• _EXERCISE BRIEF_:
Find the lines in these entries that include the word "Акире" and state how many there are, with no other words.
==== MATERIAL ====
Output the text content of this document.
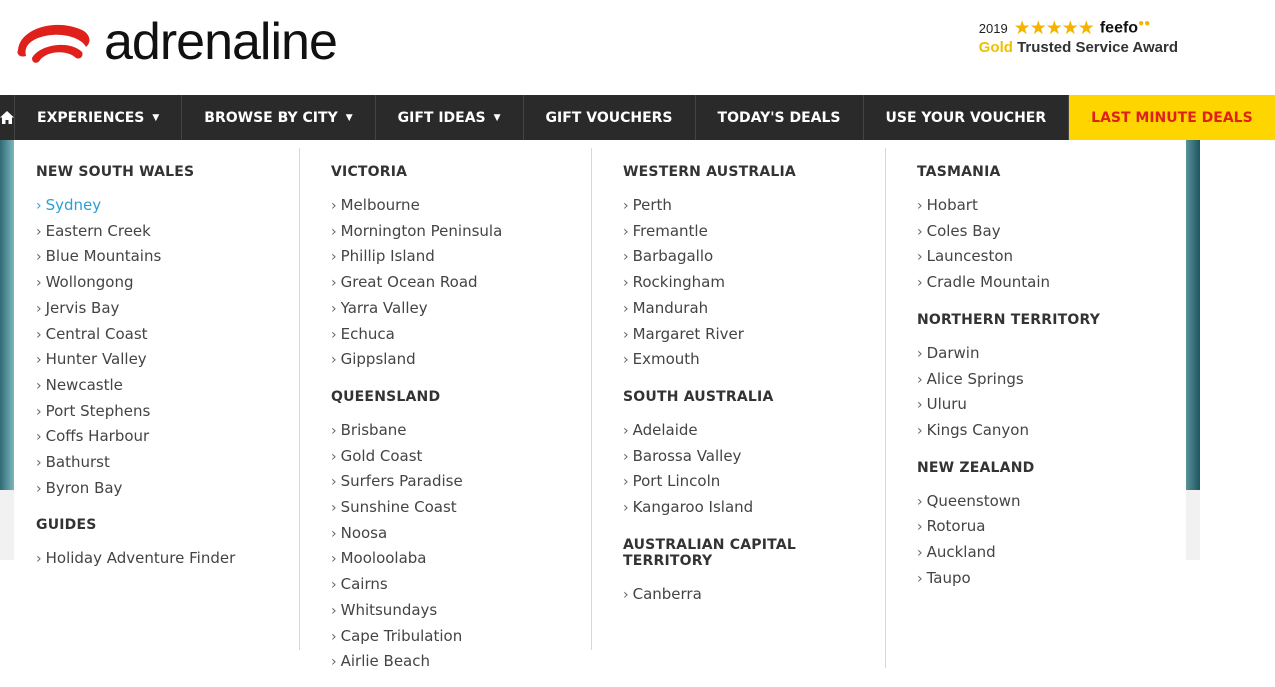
adrenaline	2019 ★★★★★ feefo●●
Gold Trusted Service Award
EXPERIENCES ▼	BROWSE BY CITY ▼	GIFT IDEAS ▼	GIFT VOUCHERS	TODAY'S DEALS	USE YOUR VOUCHER	LAST MINUTE DEALS
NEW SOUTH WALES
› Sydney
› Eastern Creek
› Blue Mountains
› Wollongong
› Jervis Bay
› Central Coast
› Hunter Valley
› Newcastle
› Port Stephens
› Coffs Harbour
› Bathurst
› Byron Bay
GUIDES
› Holiday Adventure Finder
VICTORIA
› Melbourne
› Mornington Peninsula
› Phillip Island
› Great Ocean Road
› Yarra Valley
› Echuca
› Gippsland
QUEENSLAND
› Brisbane
› Gold Coast
› Surfers Paradise
› Sunshine Coast
› Noosa
› Mooloolaba
› Cairns
› Whitsundays
› Cape Tribulation
› Airlie Beach
WESTERN AUSTRALIA
› Perth
› Fremantle
› Barbagallo
› Rockingham
› Mandurah
› Margaret River
› Exmouth
SOUTH AUSTRALIA
› Adelaide
› Barossa Valley
› Port Lincoln
› Kangaroo Island
AUSTRALIAN CAPITAL
TERRITORY
› Canberra
TASMANIA
› Hobart
› Coles Bay
› Launceston
› Cradle Mountain
NORTHERN TERRITORY
› Darwin
› Alice Springs
› Uluru
› Kings Canyon
NEW ZEALAND
› Queenstown
› Rotorua
› Auckland
› Taupo
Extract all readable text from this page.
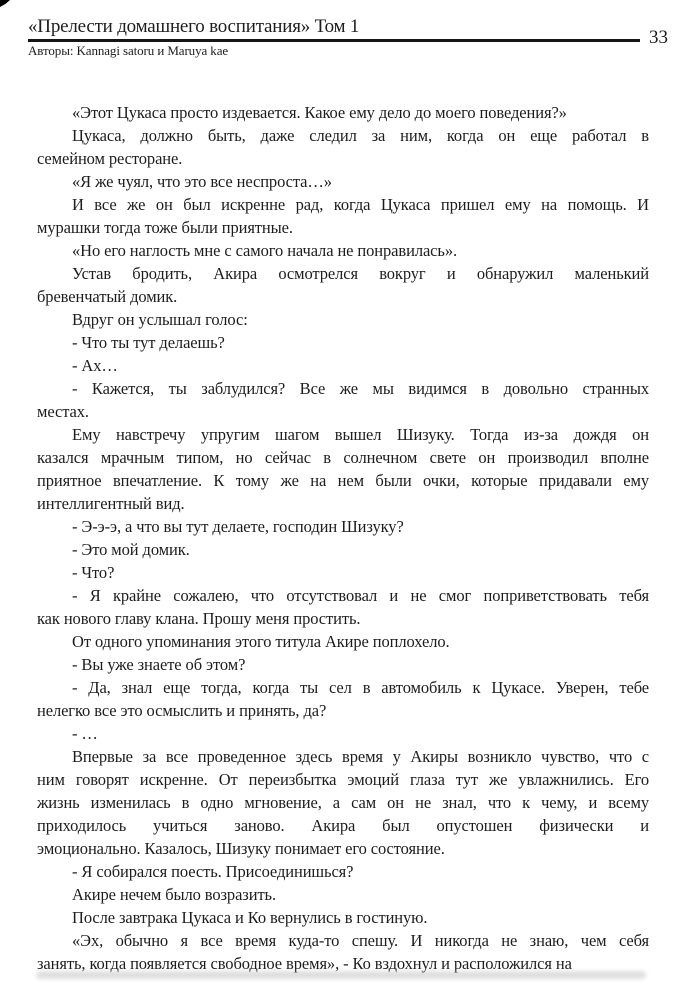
«Прелести домашнего воспитания» Том 1
33
Авторы: Kannagi satoru и Maruya kae
«Этот Цукаса просто издевается. Какое ему дело до моего поведения?»
Цукаса, должно быть, даже следил за ним, когда он еще работал в
семейном ресторане.
«Я же чуял, что это все неспроста…»
И все же он был искренне рад, когда Цукаса пришел ему на помощь. И
мурашки тогда тоже были приятные.
«Но его наглость мне с самого начала не понравилась».
Устав бродить, Акира осмотрелся вокруг и обнаружил маленький
бревенчатый домик.
Вдруг он услышал голос:
- Что ты тут делаешь?
- Ах…
- Кажется, ты заблудился? Все же мы видимся в довольно странных
местах.
Ему навстречу упругим шагом вышел Шизуку. Тогда из-за дождя он
казался мрачным типом, но сейчас в солнечном свете он производил вполне
приятное впечатление. К тому же на нем были очки, которые придавали ему
интеллигентный вид.
- Э-э-э, а что вы тут делаете, господин Шизуку?
- Это мой домик.
- Что?
- Я крайне сожалею, что отсутствовал и не смог поприветствовать тебя
как нового главу клана. Прошу меня простить.
От одного упоминания этого титула Акире поплохело.
- Вы уже знаете об этом?
- Да, знал еще тогда, когда ты сел в автомобиль к Цукасе. Уверен, тебе
нелегко все это осмыслить и принять, да?
- …
Впервые за все проведенное здесь время у Акиры возникло чувство, что с
ним говорят искренне. От переизбытка эмоций глаза тут же увлажнились. Его
жизнь изменилась в одно мгновение, а сам он не знал, что к чему, и всему
приходилось учиться заново. Акира был опустошен физически и
эмоционально. Казалось, Шизуку понимает его состояние.
- Я собирался поесть. Присоединишься?
Акире нечем было возразить.
После завтрака Цукаса и Ко вернулись в гостиную.
«Эх, обычно я все время куда-то спешу. И никогда не знаю, чем себя
занять, когда появляется свободное время», - Ко вздохнул и расположился на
====
• _RESPONSE TO THE EXERCISE_:
2